● Task to carry out: In your copy, leave out the pictures; write out all the data exactly.
## begin Dataset
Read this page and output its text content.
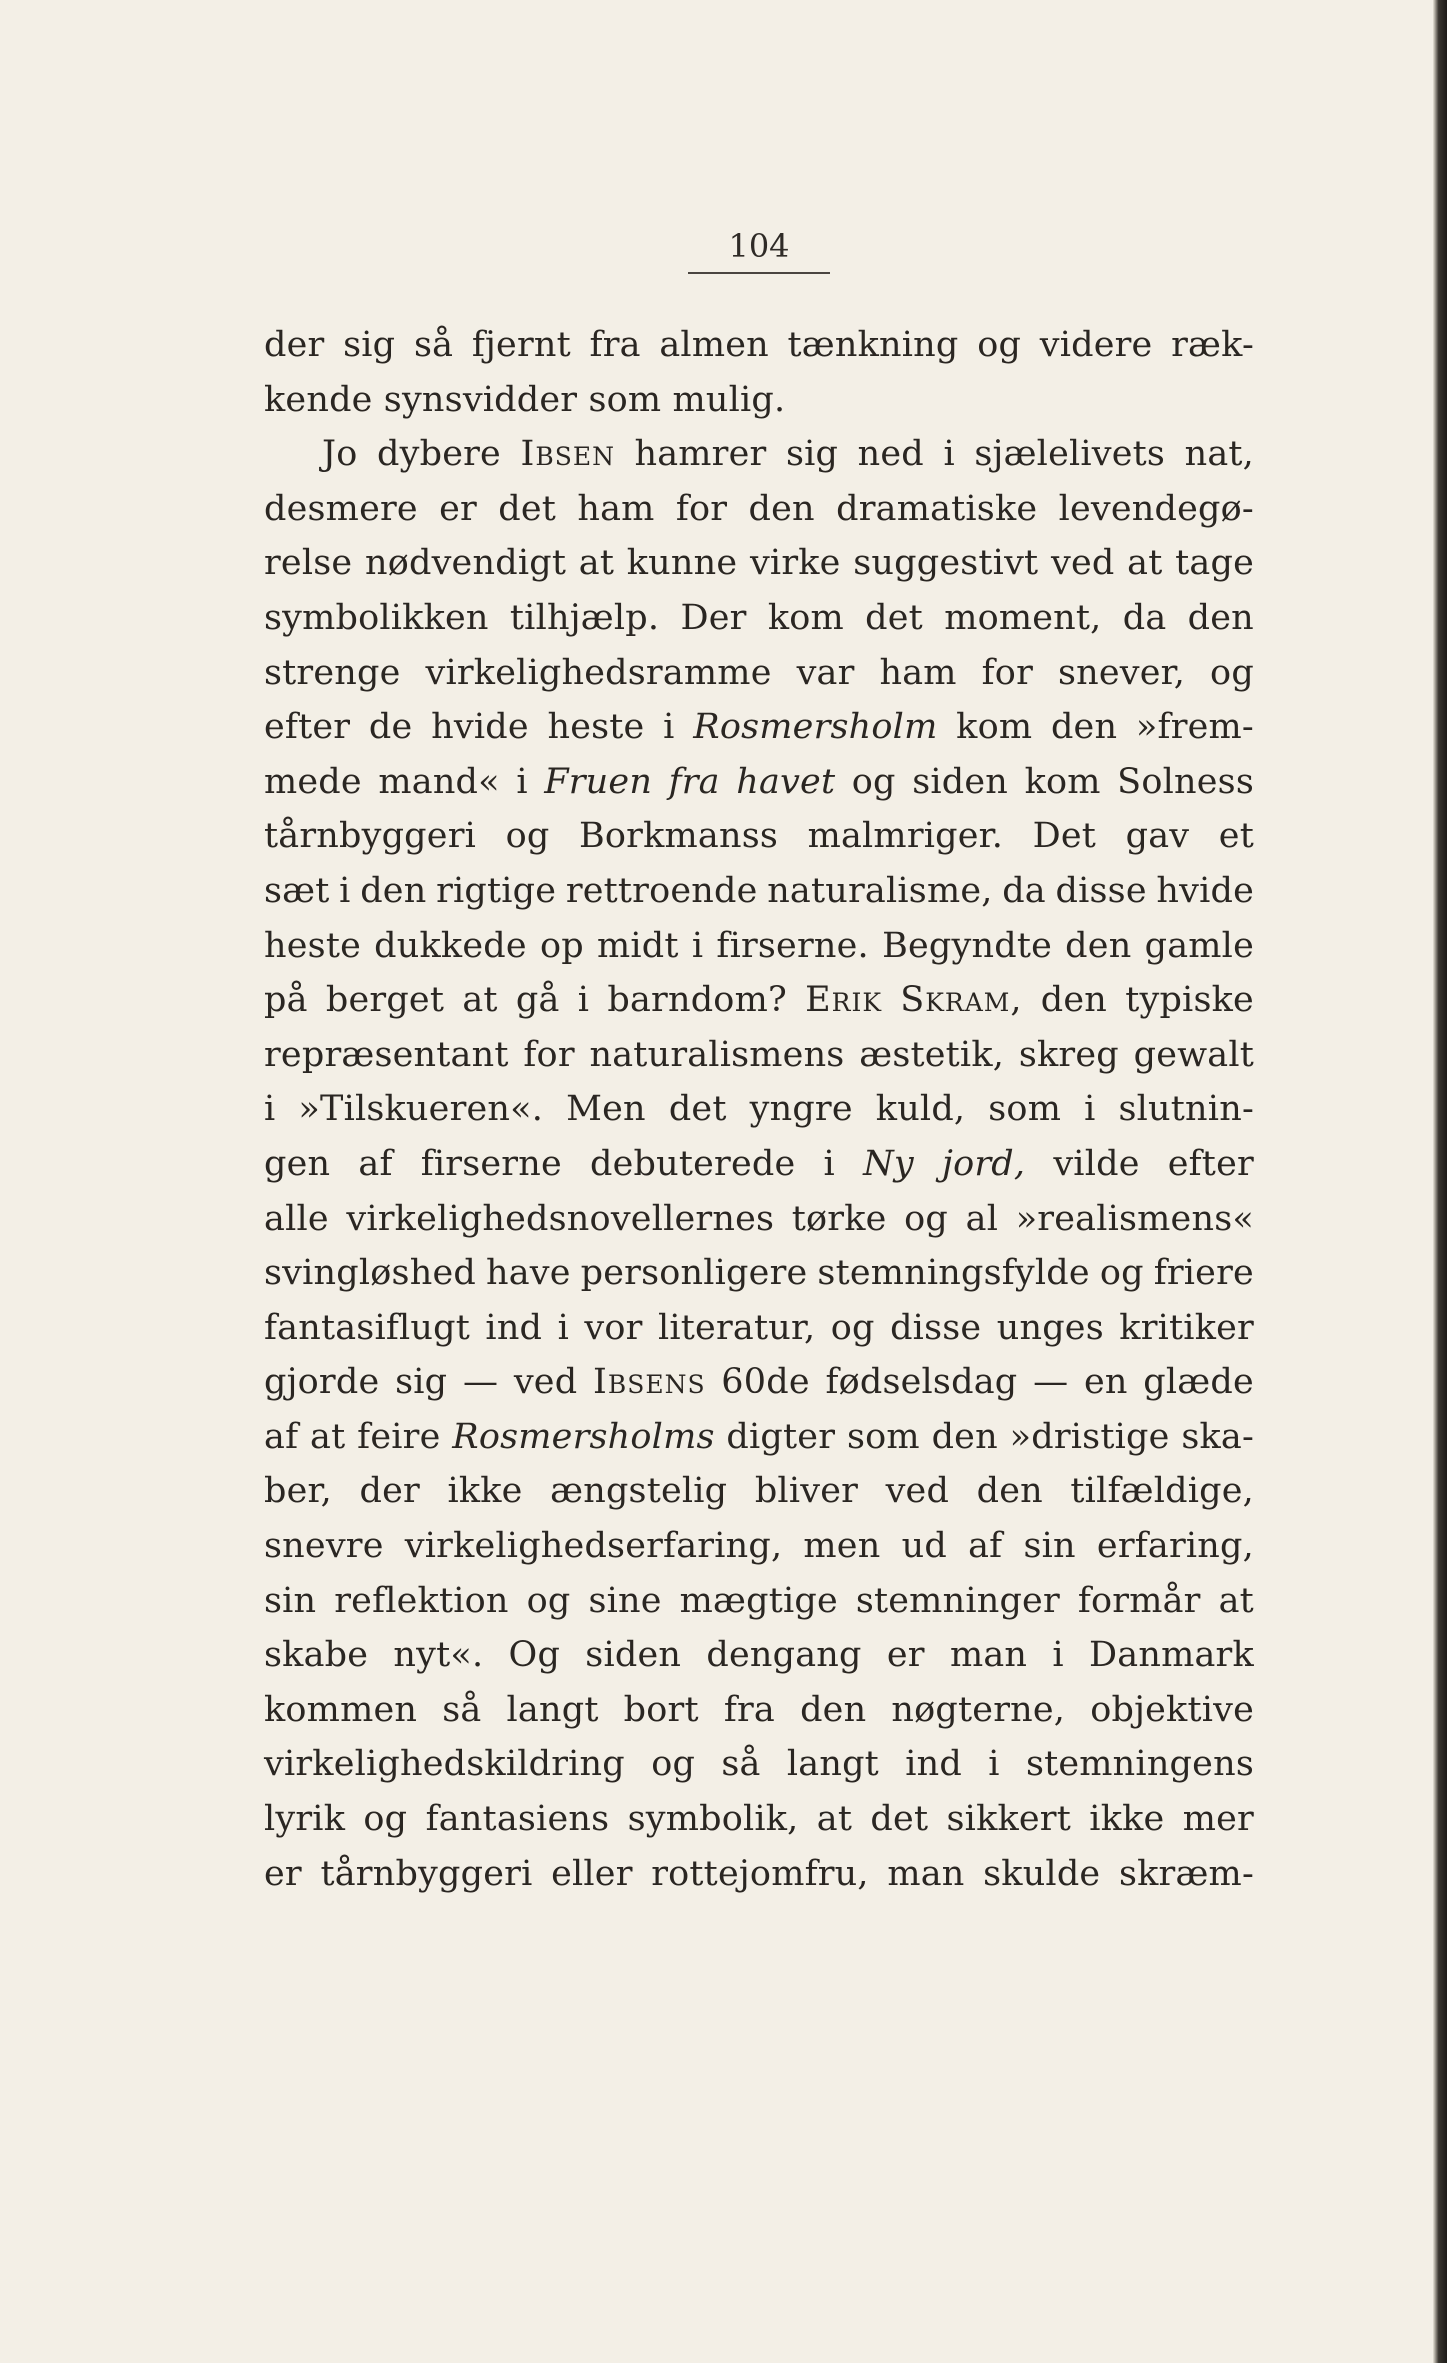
104
der sig så fjernt fra almen tænkning og videre ræk-
kende synsvidder som mulig.
Jo dybere Ibsen hamrer sig ned i sjælelivets nat,
desmere er det ham for den dramatiske levendegø-
relse nødvendigt at kunne virke suggestivt ved at tage
symbolikken tilhjælp. Der kom det moment, da den
strenge virkelighedsramme var ham for snever, og
efter de hvide heste i Rosmersholm kom den »frem-
mede mand« i Fruen fra havet og siden kom Solness
tårnbyggeri og Borkmanss malmriger. Det gav et
sæt i den rigtige rettroende naturalisme, da disse hvide
heste dukkede op midt i firserne. Begyndte den gamle
på berget at gå i barndom? Erik Skram, den typiske
repræsentant for naturalismens æstetik, skreg gewalt
i »Tilskueren«. Men det yngre kuld, som i slutnin-
gen af firserne debuterede i Ny jord, vilde efter
alle virkelighedsnovellernes tørke og al »realismens«
svingløshed have personligere stemningsfylde og friere
fantasiflugt ind i vor literatur, og disse unges kritiker
gjorde sig — ved Ibsens 60de fødselsdag — en glæde
af at feire Rosmersholms digter som den »dristige ska-
ber, der ikke ængstelig bliver ved den tilfældige,
snevre virkelighedserfaring, men ud af sin erfaring,
sin reflektion og sine mægtige stemninger formår at
skabe nyt«. Og siden dengang er man i Danmark
kommen så langt bort fra den nøgterne, objektive
virkelighedskildring og så langt ind i stemningens
lyrik og fantasiens symbolik, at det sikkert ikke mer
er tårnbyggeri eller rottejomfru, man skulde skræm-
## end Dataset
● Task solution:
Read this page and output its text content.
104
der sig så fjernt fra almen tænkning og videre ræk-
kende synsvidder som mulig.
Jo dybere Ibsen hamrer sig ned i sjælelivets nat,
desmere er det ham for den dramatiske levendegø-
relse nødvendigt at kunne virke suggestivt ved at tage
symbolikken tilhjælp. Der kom det moment, da den
strenge virkelighedsramme var ham for snever, og
efter de hvide heste i Rosmersholm kom den »frem-
mede mand« i Fruen fra havet og siden kom Solness
tårnbyggeri og Borkmanss malmriger. Det gav et
sæt i den rigtige rettroende naturalisme, da disse hvide
heste dukkede op midt i firserne. Begyndte den gamle
på berget at gå i barndom? Erik Skram, den typiske
repræsentant for naturalismens æstetik, skreg gewalt
i »Tilskueren«. Men det yngre kuld, som i slutnin-
gen af firserne debuterede i Ny jord, vilde efter
alle virkelighedsnovellernes tørke og al »realismens«
svingløshed have personligere stemningsfylde og friere
fantasiflugt ind i vor literatur, og disse unges kritiker
gjorde sig — ved Ibsens 60de fødselsdag — en glæde
af at feire Rosmersholms digter som den »dristige ska-
ber, der ikke ængstelig bliver ved den tilfældige,
snevre virkelighedserfaring, men ud af sin erfaring,
sin reflektion og sine mægtige stemninger formår at
skabe nyt«. Og siden dengang er man i Danmark
kommen så langt bort fra den nøgterne, objektive
virkelighedskildring og så langt ind i stemningens
lyrik og fantasiens symbolik, at det sikkert ikke mer
er tårnbyggeri eller rottejomfru, man skulde skræm-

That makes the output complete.